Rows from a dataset
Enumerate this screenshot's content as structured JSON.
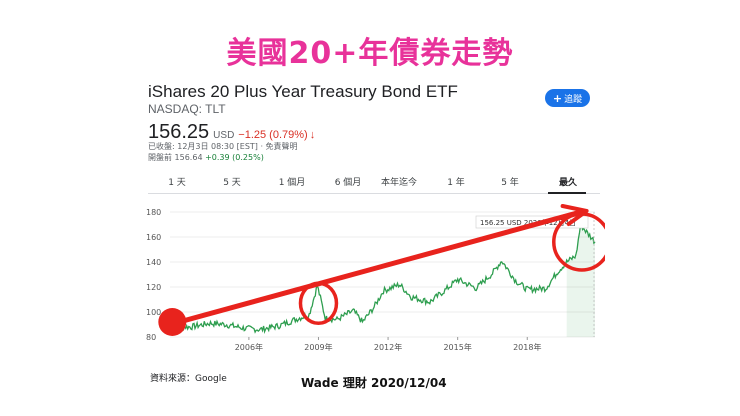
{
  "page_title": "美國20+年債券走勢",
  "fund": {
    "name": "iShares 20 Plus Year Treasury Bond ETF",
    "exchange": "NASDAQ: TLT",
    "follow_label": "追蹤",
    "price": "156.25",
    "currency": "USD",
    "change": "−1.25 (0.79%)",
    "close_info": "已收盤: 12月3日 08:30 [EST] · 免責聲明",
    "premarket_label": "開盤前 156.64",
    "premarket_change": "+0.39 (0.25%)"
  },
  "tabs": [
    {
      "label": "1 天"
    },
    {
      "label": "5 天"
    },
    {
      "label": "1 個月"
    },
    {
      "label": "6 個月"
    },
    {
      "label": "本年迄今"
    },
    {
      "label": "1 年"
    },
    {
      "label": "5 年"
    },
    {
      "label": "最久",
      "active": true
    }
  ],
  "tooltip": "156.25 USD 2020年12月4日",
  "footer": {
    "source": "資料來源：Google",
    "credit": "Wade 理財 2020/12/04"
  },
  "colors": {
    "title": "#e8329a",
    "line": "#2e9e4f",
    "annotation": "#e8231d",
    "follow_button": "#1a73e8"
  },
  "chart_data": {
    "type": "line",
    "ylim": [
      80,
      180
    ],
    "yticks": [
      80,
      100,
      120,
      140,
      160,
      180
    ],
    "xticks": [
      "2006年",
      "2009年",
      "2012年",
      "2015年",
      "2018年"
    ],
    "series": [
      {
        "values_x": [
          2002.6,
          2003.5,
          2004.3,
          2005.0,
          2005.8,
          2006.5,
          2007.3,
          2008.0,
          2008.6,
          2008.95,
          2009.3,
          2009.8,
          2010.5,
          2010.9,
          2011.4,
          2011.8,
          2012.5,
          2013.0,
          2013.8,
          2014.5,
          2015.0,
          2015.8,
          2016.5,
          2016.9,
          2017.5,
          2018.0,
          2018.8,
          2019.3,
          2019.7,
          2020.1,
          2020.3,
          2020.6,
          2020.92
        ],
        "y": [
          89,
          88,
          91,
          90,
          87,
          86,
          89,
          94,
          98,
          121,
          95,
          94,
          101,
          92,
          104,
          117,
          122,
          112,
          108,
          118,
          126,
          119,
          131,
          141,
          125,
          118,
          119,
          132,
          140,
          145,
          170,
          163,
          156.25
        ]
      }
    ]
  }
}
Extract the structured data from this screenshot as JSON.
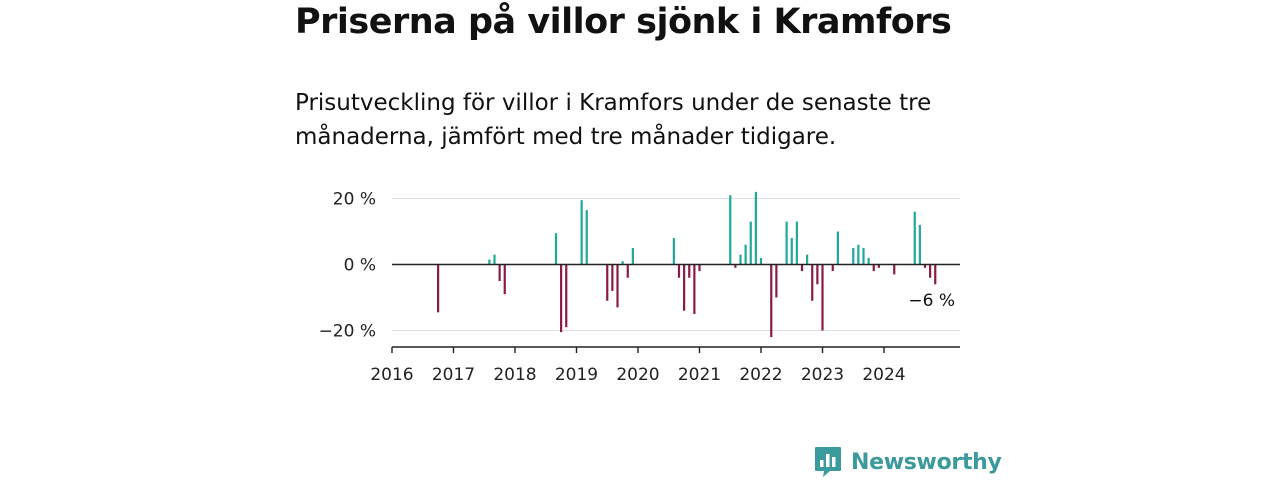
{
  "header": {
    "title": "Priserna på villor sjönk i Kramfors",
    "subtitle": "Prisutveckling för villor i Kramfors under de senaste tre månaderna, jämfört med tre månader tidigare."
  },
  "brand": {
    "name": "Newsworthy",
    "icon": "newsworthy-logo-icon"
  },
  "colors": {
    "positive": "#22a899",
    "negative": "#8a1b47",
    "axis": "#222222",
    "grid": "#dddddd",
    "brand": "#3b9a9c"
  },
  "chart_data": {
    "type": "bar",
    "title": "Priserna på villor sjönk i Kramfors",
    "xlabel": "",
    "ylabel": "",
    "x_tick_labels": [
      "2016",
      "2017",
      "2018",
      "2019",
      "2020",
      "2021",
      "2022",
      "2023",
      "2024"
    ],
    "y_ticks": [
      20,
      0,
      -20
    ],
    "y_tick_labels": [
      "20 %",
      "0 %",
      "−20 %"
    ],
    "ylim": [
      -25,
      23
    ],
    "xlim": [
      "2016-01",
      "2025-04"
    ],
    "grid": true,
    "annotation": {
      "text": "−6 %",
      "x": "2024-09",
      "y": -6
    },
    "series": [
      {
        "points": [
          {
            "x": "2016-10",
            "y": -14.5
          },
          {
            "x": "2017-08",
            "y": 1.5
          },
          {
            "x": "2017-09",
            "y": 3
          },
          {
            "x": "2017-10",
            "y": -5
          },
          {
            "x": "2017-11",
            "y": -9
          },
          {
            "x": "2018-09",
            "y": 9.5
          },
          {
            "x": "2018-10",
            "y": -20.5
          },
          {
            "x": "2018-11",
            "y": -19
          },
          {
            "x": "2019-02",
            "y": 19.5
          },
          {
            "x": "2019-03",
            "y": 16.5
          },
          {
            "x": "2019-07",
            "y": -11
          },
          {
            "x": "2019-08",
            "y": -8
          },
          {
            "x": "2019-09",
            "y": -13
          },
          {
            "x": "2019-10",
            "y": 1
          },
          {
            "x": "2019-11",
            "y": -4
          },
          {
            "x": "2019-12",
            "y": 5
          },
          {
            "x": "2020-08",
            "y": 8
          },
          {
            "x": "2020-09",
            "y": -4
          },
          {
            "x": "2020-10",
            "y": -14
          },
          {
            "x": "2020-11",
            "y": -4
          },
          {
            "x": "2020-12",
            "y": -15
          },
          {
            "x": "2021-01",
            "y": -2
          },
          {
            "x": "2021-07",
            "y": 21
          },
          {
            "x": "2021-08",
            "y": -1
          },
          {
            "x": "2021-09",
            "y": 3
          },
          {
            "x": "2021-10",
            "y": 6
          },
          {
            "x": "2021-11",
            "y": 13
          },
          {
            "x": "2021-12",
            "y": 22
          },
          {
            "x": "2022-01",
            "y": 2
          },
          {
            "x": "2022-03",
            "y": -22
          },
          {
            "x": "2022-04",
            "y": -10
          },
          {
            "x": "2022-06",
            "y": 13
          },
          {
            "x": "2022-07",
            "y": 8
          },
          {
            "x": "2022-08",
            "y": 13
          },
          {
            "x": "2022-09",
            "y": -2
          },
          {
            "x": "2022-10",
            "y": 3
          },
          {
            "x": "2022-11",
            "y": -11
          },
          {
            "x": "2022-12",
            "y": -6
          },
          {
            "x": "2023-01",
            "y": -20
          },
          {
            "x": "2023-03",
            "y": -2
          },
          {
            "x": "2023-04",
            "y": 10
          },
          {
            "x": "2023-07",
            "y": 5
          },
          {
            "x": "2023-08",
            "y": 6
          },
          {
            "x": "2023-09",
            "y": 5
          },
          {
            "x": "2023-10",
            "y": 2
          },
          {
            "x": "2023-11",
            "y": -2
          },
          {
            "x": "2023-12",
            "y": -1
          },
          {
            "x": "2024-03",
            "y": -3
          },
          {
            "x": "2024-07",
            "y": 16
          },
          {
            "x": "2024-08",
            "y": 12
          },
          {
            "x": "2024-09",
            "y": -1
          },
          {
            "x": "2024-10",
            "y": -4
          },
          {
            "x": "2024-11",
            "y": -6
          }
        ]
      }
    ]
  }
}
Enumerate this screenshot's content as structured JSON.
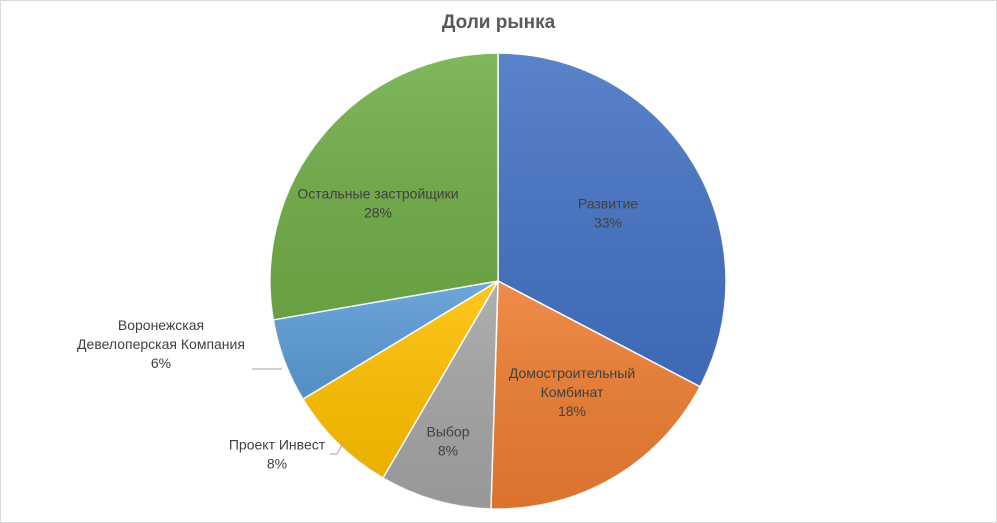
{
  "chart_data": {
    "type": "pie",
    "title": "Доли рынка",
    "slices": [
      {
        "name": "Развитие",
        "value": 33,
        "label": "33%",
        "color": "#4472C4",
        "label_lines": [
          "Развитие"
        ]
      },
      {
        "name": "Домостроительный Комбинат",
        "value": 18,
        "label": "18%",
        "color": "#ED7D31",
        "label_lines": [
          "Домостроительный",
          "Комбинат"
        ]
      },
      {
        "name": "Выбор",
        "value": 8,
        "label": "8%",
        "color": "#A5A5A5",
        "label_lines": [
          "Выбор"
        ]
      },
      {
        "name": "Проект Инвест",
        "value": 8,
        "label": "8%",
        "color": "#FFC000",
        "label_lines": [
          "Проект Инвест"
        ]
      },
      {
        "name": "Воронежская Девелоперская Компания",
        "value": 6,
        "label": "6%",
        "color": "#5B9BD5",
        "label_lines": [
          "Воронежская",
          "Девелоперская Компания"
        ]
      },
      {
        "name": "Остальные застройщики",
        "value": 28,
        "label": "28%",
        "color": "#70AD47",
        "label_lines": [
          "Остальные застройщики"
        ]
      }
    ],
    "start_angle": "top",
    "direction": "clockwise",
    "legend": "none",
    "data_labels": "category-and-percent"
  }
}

■ WHAT TO WORK ON: Report how many lines of the entries hold the string "Компания". Provide the number alone.

■ ANSWER: 2